**PASSAGE PROVIDED:**
- Opening Delimiter -
The threats posed by international terrorism demand international responses, officials from Germany, Britain and the Netherlands agreed. The trio said they would work together to fight Islamist extremism in Europe.
Countries can't afford not to work together to fight extremism, officials said
The governments of Germany, Britain and the Netherlands pledged to increase cooperation on countering Islamic extremism, at the opening of a joint symposium.
"It's clear that we share a common threat that demands a united response, even if the specific nature of that threat differs from country to country," British Interior Minister Jacqui Smith said. "We can learn a lot from each other, not only in how we can counter the threat, but also how we can coordinate our actions."
The symposium, organized by the German Interior Ministry in association with the British and Dutch embassies in Germany, aims to find unified approaches to the problems posed by Islamist extremism in Europe.
Sharing resources, strategies
Schaeuble stressed the importance of international cooperation in monitoring Web sites that recruit potential extremists and disseminate extremist messages.
Policing the Internet requires international coordination
"Even if the mix of backward ideologies and advanced technology initially appears paradox, the Internet is an ideal platform," for those plotting acts of terror, Schaeuble said, adding that since the Internet transcends borders nations would be better off pooling their resources. "It doesn't make sense for all security authorities to look for the same messages or all try to translate the same Arab dialect."
Governments have to be aware of any sign that terrorists could be plotting, Dutch government representative Dick Schoof said.
"Where radicalism is concerned, the smallest signs are the very ones we need to see, in order to prevent the biggest consequences," he said.
- Closing Delimiter -
**DATASET CONTENT:**
- Opening Delimiter -
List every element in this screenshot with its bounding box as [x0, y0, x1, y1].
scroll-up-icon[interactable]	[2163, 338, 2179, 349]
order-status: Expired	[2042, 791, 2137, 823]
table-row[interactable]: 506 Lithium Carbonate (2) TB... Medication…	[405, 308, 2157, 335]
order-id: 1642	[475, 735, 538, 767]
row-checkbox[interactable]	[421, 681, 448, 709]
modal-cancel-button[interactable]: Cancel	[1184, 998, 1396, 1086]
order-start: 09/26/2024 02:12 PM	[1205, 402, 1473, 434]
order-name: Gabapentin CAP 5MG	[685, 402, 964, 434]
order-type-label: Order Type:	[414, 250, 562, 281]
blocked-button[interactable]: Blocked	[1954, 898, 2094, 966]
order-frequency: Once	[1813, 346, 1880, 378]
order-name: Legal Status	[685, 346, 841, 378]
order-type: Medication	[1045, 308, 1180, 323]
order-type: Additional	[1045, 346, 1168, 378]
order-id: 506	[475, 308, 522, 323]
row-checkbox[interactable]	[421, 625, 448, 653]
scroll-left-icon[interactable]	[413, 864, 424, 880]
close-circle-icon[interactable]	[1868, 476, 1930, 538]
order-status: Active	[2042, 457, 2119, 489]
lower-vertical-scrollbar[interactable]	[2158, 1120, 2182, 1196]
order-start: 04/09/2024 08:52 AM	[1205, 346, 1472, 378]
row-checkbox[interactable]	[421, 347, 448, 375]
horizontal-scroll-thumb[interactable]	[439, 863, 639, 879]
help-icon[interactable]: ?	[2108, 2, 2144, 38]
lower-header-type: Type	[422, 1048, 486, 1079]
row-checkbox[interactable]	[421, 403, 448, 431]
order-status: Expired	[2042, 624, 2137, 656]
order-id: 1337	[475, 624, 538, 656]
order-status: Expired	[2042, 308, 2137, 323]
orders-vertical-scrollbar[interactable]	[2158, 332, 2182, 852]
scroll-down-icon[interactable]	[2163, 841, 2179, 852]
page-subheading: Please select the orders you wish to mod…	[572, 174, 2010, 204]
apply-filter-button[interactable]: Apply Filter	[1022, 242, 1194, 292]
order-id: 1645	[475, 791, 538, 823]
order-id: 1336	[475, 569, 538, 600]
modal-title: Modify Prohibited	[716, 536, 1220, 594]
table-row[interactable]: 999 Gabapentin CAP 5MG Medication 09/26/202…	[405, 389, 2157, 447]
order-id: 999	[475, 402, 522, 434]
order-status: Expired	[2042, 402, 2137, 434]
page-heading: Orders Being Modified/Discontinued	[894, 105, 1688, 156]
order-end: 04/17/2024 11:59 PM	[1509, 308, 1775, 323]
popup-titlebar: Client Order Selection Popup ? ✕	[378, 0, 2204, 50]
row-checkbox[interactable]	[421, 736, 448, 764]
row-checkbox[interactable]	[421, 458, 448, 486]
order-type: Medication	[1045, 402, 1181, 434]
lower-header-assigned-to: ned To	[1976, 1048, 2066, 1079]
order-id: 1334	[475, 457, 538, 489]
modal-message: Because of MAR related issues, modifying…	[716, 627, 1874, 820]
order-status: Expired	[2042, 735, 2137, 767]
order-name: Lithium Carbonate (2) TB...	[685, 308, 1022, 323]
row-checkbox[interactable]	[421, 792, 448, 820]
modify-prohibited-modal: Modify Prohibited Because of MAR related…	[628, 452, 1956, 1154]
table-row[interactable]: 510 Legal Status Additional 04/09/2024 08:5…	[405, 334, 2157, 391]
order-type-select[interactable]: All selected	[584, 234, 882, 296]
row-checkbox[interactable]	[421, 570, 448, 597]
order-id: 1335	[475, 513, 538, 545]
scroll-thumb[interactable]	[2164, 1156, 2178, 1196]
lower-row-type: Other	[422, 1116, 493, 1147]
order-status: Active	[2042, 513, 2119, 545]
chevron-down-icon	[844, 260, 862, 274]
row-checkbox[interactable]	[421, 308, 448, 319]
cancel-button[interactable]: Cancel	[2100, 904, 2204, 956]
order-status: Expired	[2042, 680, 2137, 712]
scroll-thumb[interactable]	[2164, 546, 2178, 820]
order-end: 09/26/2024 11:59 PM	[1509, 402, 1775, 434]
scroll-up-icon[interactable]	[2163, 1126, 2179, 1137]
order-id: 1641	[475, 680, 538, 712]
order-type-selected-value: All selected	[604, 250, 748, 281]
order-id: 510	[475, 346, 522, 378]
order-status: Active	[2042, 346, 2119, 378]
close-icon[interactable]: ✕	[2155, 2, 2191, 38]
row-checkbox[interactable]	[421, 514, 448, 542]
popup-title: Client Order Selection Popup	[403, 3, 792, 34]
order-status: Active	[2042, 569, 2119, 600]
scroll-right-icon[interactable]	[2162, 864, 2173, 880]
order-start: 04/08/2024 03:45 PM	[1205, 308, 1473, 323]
- Closing Delimiter -
**TASKS TO CARRY OUT:**
1. Name every person the article on European cooperation against Islamist extremism identifies by name.
2. Please reproduce the article on European cooperation against Islamist extremism word for word from "Countries can't afford" to "by Islamist extremism in Europe.".
3. Carry on the article on European cooperation against Islamist extremism from its final sentence.

**ANSWERS BY ITEM NUMBER:**
1. Jacqui Smith, Schaeuble, Dick Schoof

2.
Countries can't afford not to work together to fight extremism, officials said
The governments of Germany, Britain and the Netherlands pledged to increase cooperation on countering Islamic extremism, at the opening of a joint symposium.
"It's clear that we share a common threat that demands a united response, even if the specific nature of that threat differs from country to country," British Interior Minister Jacqui Smith said. "We can learn a lot from each other, not only in how we can counter the threat, but also how we can coordinate our actions."
The symposium, organized by the German Interior Ministry in association with the British and Dutch embassies in Germany, aims to find unified approaches to the problems posed by Islamist extremism in Europe.

3.
Authorities, he said, worked at a community level and offered advice to "the teacher who notices a student behaving strangely," or "parents who can no longer connect with their child."
Terrorism affects all nations
Two attacks in Germany have been thwarted since 2006
Specialists from the three countries will share experiences and discuss ways of cooperating to crack down on Islamist extremism, both by preventing radicalization and being better prepared against potential attacks.
In 2005, London was attacked by four men who killed 52 people and wounded around 800 others by blowing themselves up in trains and a bus. The murder of filmmaker Theo Van Gogh in 2004 increased the Dutch government's response to Islamist radicalization.
In Germany, a plot to blow up two German trains with suitcase bombs was foiled in 2006 and authorities prevented extremists from creating bombs out of half a ton of explosives in 2007.
In January, several videos were posted on the Internet in which German speakers issued threats, linked to the country's military presence in Afghanistan. Security officials also warned last month that Germany faces an increased risk of Islamist terror attacks ahead of national elections in September.